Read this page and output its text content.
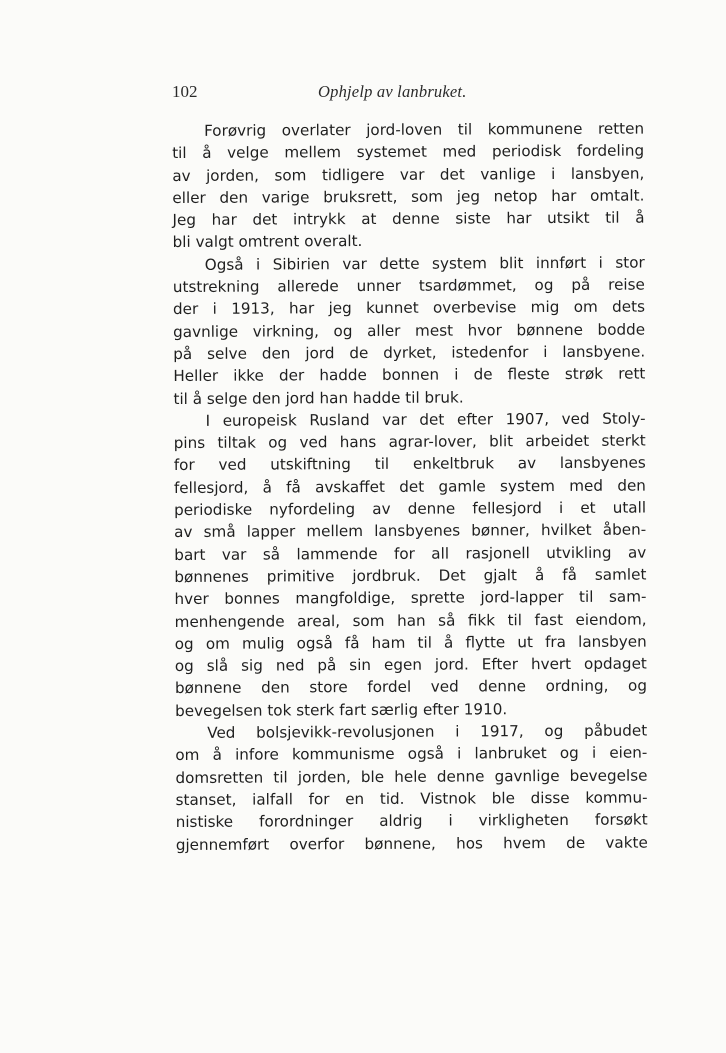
102	Ophjelp av lanbruket.
Forøvrig overlater jord-loven til kommunene retten
til å velge mellem systemet med periodisk fordeling
av jorden, som tidligere var det vanlige i lansbyen,
eller den varige bruksrett, som jeg netop har omtalt.
Jeg har det intrykk at denne siste har utsikt til å
bli valgt omtrent overalt.
Også i Sibirien var dette system blit innført i stor
utstrekning allerede unner tsardømmet, og på reise
der i 1913, har jeg kunnet overbevise mig om dets
gavnlige virkning, og aller mest hvor bønnene bodde
på selve den jord de dyrket, istedenfor i lansbyene.
Heller ikke der hadde bonnen i de fleste strøk rett
til å selge den jord han hadde til bruk.
I europeisk Rusland var det efter 1907, ved Stoly-
pins tiltak og ved hans agrar-lover, blit arbeidet sterkt
for ved utskiftning til enkeltbruk av lansbyenes
fellesjord, å få avskaffet det gamle system med den
periodiske nyfordeling av denne fellesjord i et utall
av små lapper mellem lansbyenes bønner, hvilket åben-
bart var så lammende for all rasjonell utvikling av
bønnenes primitive jordbruk. Det gjalt å få samlet
hver bonnes mangfoldige, sprette jord-lapper til sam-
menhengende areal, som han så fikk til fast eiendom,
og om mulig også få ham til å flytte ut fra lansbyen
og slå sig ned på sin egen jord. Efter hvert opdaget
bønnene den store fordel ved denne ordning, og
bevegelsen tok sterk fart særlig efter 1910.
Ved bolsjevikk-revolusjonen i 1917, og påbudet
om å infore kommunisme også i lanbruket og i eien-
domsretten til jorden, ble hele denne gavnlige bevegelse
stanset, ialfall for en tid. Vistnok ble disse kommu-
nistiske forordninger aldrig i virkligheten forsøkt
gjennemført overfor bønnene, hos hvem de vakte
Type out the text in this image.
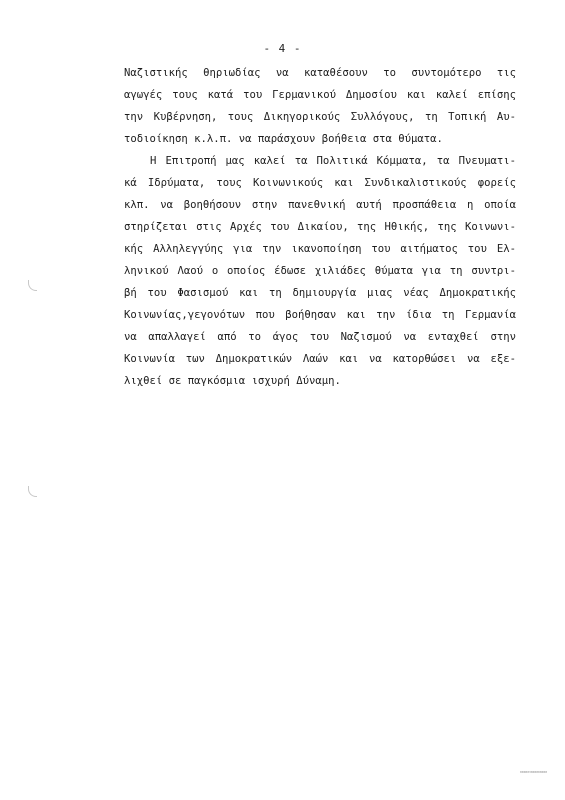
- 4 -
Ναζιστικής θηριωδίας να καταθέσουν το συντομότερο τις
αγωγές τους κατά του Γερμανικού Δημοσίου και καλεί επίσης
την Κυβέρνηση, τους Δικηγορικούς Συλλόγους, τη Τοπική Αυ-
τοδιοίκηση κ.λ.π. να παράσχουν βοήθεια στα θύματα.
Η Επιτροπή μας καλεί τα Πολιτικά Κόμματα, τα Πνευματι-
κά Ιδρύματα, τους Κοινωνικούς και Συνδικαλιστικούς φορείς
κλπ. να βοηθήσουν στην πανεθνική αυτή προσπάθεια η οποία
στηρίζεται στις Αρχές του Δικαίου, της Ηθικής, της Κοινωνι-
κής Αλληλεγγύης για την ικανοποίηση του αιτήματος του Ελ-
ληνικού Λαού ο οποίος έδωσε χιλιάδες θύματα για τη συντρι-
βή του Φασισμού και τη δημιουργία μιας νέας Δημοκρατικής
Κοινωνίας,γεγονότων που βοήθησαν και την ίδια τη Γερμανία
να απαλλαγεί από το άγος του Ναζισμού να ενταχθεί στην
Κοινωνία των Δημοκρατικών Λαών και να κατορθώσει να εξε-
λιχθεί σε παγκόσμια ισχυρή Δύναμη.
000003000000000
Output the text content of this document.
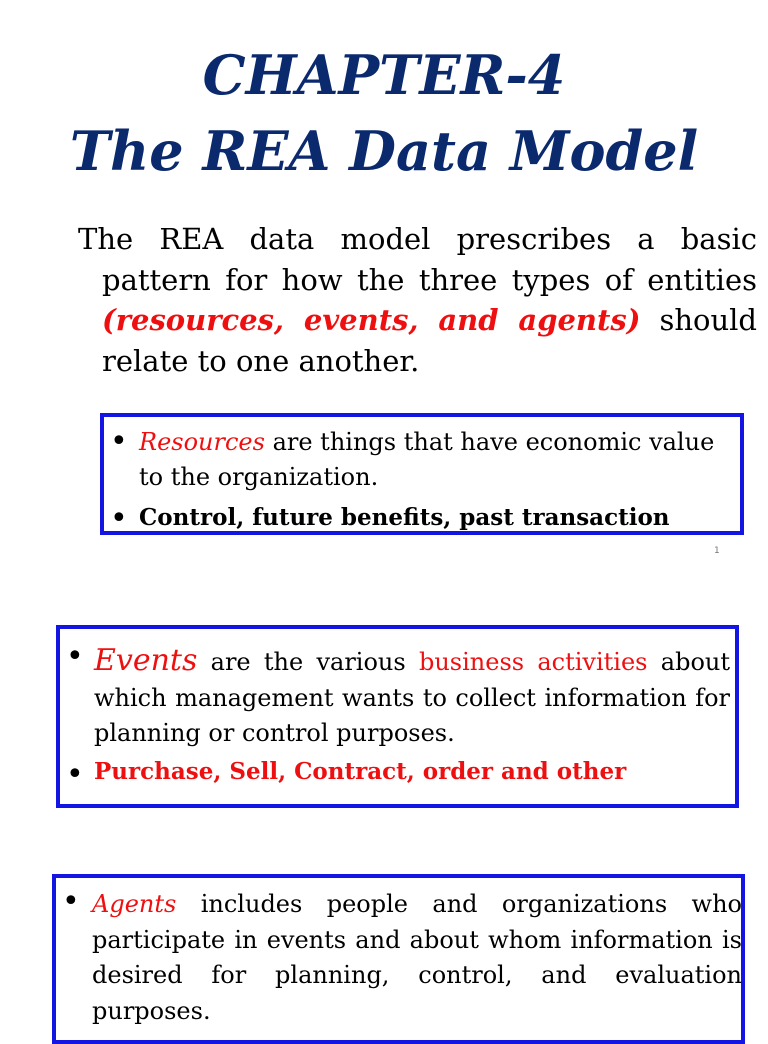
CHAPTER-4
The REA Data Model
The REA data model prescribes a basic pattern for how the three types of entities (resources, events, and agents) should relate to one another.
• Resources are things that have economic value to the organization.
• Control, future benefits, past transaction
1
• Events are the various business activities about which management wants to collect information for planning or control purposes.
• Purchase, Sell, Contract, order and other
• Agents includes people and organizations who participate in events and about whom information is desired for planning, control, and evaluation purposes.
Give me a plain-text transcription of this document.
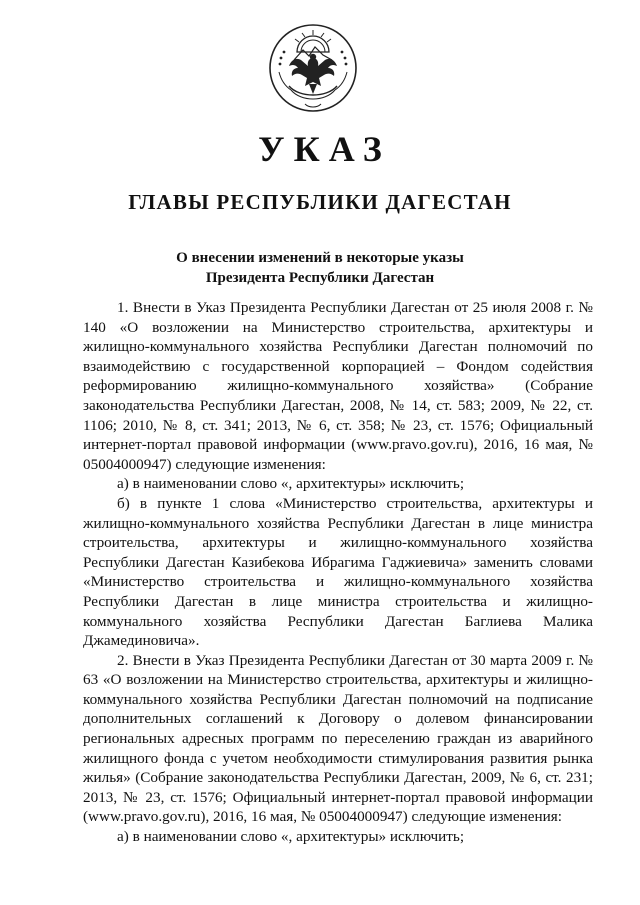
УКАЗ
ГЛАВЫ РЕСПУБЛИКИ ДАГЕСТАН
О внесении изменений в некоторые указы
Президента Республики Дагестан

1. Внести в Указ Президента Республики Дагестан от 25 июля 2008 г. № 140 «О возложении на Министерство строительства, архитектуры и жилищно-коммунального хозяйства Республики Дагестан полномочий по взаимодействию с государственной корпорацией – Фондом содействия реформированию жилищно-коммунального хозяйства» (Собрание законодательства Республики Дагестан, 2008, № 14, ст. 583; 2009, № 22, ст. 1106; 2010, № 8, ст. 341; 2013, № 6, ст. 358; № 23, ст. 1576; Официальный интернет-портал правовой информации (www.pravo.gov.ru), 2016, 16 мая, № 05004000947) следующие изменения:

а) в наименовании слово «, архитектуры» исключить;

б) в пункте 1 слова «Министерство строительства, архитектуры и жилищно-коммунального хозяйства Республики Дагестан в лице министра строительства, архитектуры и жилищно-коммунального хозяйства Республики Дагестан Казибекова Ибрагима Гаджиевича» заменить словами «Министерство строительства и жилищно-коммунального хозяйства Республики Дагестан в лице министра строительства и жилищно-коммунального хозяйства Республики Дагестан Баглиева Малика Джамединовича».

2. Внести в Указ Президента Республики Дагестан от 30 марта 2009 г. № 63 «О возложении на Министерство строительства, архитектуры и жилищно-коммунального хозяйства Республики Дагестан полномочий на подписание дополнительных соглашений к Договору о долевом финансировании региональных адресных программ по переселению граждан из аварийного жилищного фонда с учетом необходимости стимулирования развития рынка жилья» (Собрание законодательства Республики Дагестан, 2009, № 6, ст. 231; 2013, № 23, ст. 1576; Официальный интернет-портал правовой информации (www.pravo.gov.ru), 2016, 16 мая, № 05004000947) следующие изменения:

а) в наименовании слово «, архитектуры» исключить;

**Goal of the exercise:**
Repeat the listing in full and exactly. Leave any pictures out.

**Output below:**
Read this page and output its text content.
102	Ophjelp av lanbruket.
Forøvrig overlater jord-loven til kommunene retten
til å velge mellem systemet med periodisk fordeling
av jorden, som tidligere var det vanlige i lansbyen,
eller den varige bruksrett, som jeg netop har omtalt.
Jeg har det intrykk at denne siste har utsikt til å
bli valgt omtrent overalt.
Også i Sibirien var dette system blit innført i stor
utstrekning allerede unner tsardømmet, og på reise
der i 1913, har jeg kunnet overbevise mig om dets
gavnlige virkning, og aller mest hvor bønnene bodde
på selve den jord de dyrket, istedenfor i lansbyene.
Heller ikke der hadde bonnen i de fleste strøk rett
til å selge den jord han hadde til bruk.
I europeisk Rusland var det efter 1907, ved Stoly-
pins tiltak og ved hans agrar-lover, blit arbeidet sterkt
for ved utskiftning til enkeltbruk av lansbyenes
fellesjord, å få avskaffet det gamle system med den
periodiske nyfordeling av denne fellesjord i et utall
av små lapper mellem lansbyenes bønner, hvilket åben-
bart var så lammende for all rasjonell utvikling av
bønnenes primitive jordbruk. Det gjalt å få samlet
hver bonnes mangfoldige, sprette jord-lapper til sam-
menhengende areal, som han så fikk til fast eiendom,
og om mulig også få ham til å flytte ut fra lansbyen
og slå sig ned på sin egen jord. Efter hvert opdaget
bønnene den store fordel ved denne ordning, og
bevegelsen tok sterk fart særlig efter 1910.
Ved bolsjevikk-revolusjonen i 1917, og påbudet
om å infore kommunisme også i lanbruket og i eien-
domsretten til jorden, ble hele denne gavnlige bevegelse
stanset, ialfall for en tid. Vistnok ble disse kommu-
nistiske forordninger aldrig i virkligheten forsøkt
gjennemført overfor bønnene, hos hvem de vakte
Type out the text in this image.
- 4 -
Ναζιστικής θηριωδίας να καταθέσουν το συντομότερο τις
αγωγές τους κατά του Γερμανικού Δημοσίου και καλεί επίσης
την Κυβέρνηση, τους Δικηγορικούς Συλλόγους, τη Τοπική Αυ-
τοδιοίκηση κ.λ.π. να παράσχουν βοήθεια στα θύματα.
Η Επιτροπή μας καλεί τα Πολιτικά Κόμματα, τα Πνευματι-
κά Ιδρύματα, τους Κοινωνικούς και Συνδικαλιστικούς φορείς
κλπ. να βοηθήσουν στην πανεθνική αυτή προσπάθεια η οποία
στηρίζεται στις Αρχές του Δικαίου, της Ηθικής, της Κοινωνι-
κής Αλληλεγγύης για την ικανοποίηση του αιτήματος του Ελ-
ληνικού Λαού ο οποίος έδωσε χιλιάδες θύματα για τη συντρι-
βή του Φασισμού και τη δημιουργία μιας νέας Δημοκρατικής
Κοινωνίας,γεγονότων που βοήθησαν και την ίδια τη Γερμανία
να απαλλαγεί από το άγος του Ναζισμού να ενταχθεί στην
Κοινωνία των Δημοκρατικών Λαών και να κατορθώσει να εξε-
λιχθεί σε παγκόσμια ισχυρή Δύναμη.
000003000000000
Output the text content of this document.
CHAPTER-4
The REA Data Model
The REA data model prescribes a basic pattern for how the three types of entities (resources, events, and agents) should relate to one another.
• Resources are things that have economic value to the organization.
• Control, future benefits, past transaction
1
• Events are the various business activities about which management wants to collect information for planning or control purposes.
• Purchase, Sell, Contract, order and other
• Agents includes people and organizations who participate in events and about whom information is desired for planning, control, and evaluation purposes.
Give me a plain-text transcription of this document.
УКАЗ
ГЛАВЫ РЕСПУБЛИКИ ДАГЕСТАН
О внесении изменений в некоторые указы
Президента Республики Дагестан

1. Внести в Указ Президента Республики Дагестан от 25 июля 2008 г. № 140 «О возложении на Министерство строительства, архитектуры и жилищно-коммунального хозяйства Республики Дагестан полномочий по взаимодействию с государственной корпорацией – Фондом содействия реформированию жилищно-коммунального хозяйства» (Собрание законодательства Республики Дагестан, 2008, № 14, ст. 583; 2009, № 22, ст. 1106; 2010, № 8, ст. 341; 2013, № 6, ст. 358; № 23, ст. 1576; Официальный интернет-портал правовой информации (www.pravo.gov.ru), 2016, 16 мая, № 05004000947) следующие изменения:

а) в наименовании слово «, архитектуры» исключить;

б) в пункте 1 слова «Министерство строительства, архитектуры и жилищно-коммунального хозяйства Республики Дагестан в лице министра строительства, архитектуры и жилищно-коммунального хозяйства Республики Дагестан Казибекова Ибрагима Гаджиевича» заменить словами «Министерство строительства и жилищно-коммунального хозяйства Республики Дагестан в лице министра строительства и жилищно-коммунального хозяйства Республики Дагестан Баглиева Малика Джамединовича».

2. Внести в Указ Президента Республики Дагестан от 30 марта 2009 г. № 63 «О возложении на Министерство строительства, архитектуры и жилищно-коммунального хозяйства Республики Дагестан полномочий на подписание дополнительных соглашений к Договору о долевом финансировании региональных адресных программ по переселению граждан из аварийного жилищного фонда с учетом необходимости стимулирования развития рынка жилья» (Собрание законодательства Республики Дагестан, 2009, № 6, ст. 231; 2013, № 23, ст. 1576; Официальный интернет-портал правовой информации (www.pravo.gov.ru), 2016, 16 мая, № 05004000947) следующие изменения:

а) в наименовании слово «, архитектуры» исключить;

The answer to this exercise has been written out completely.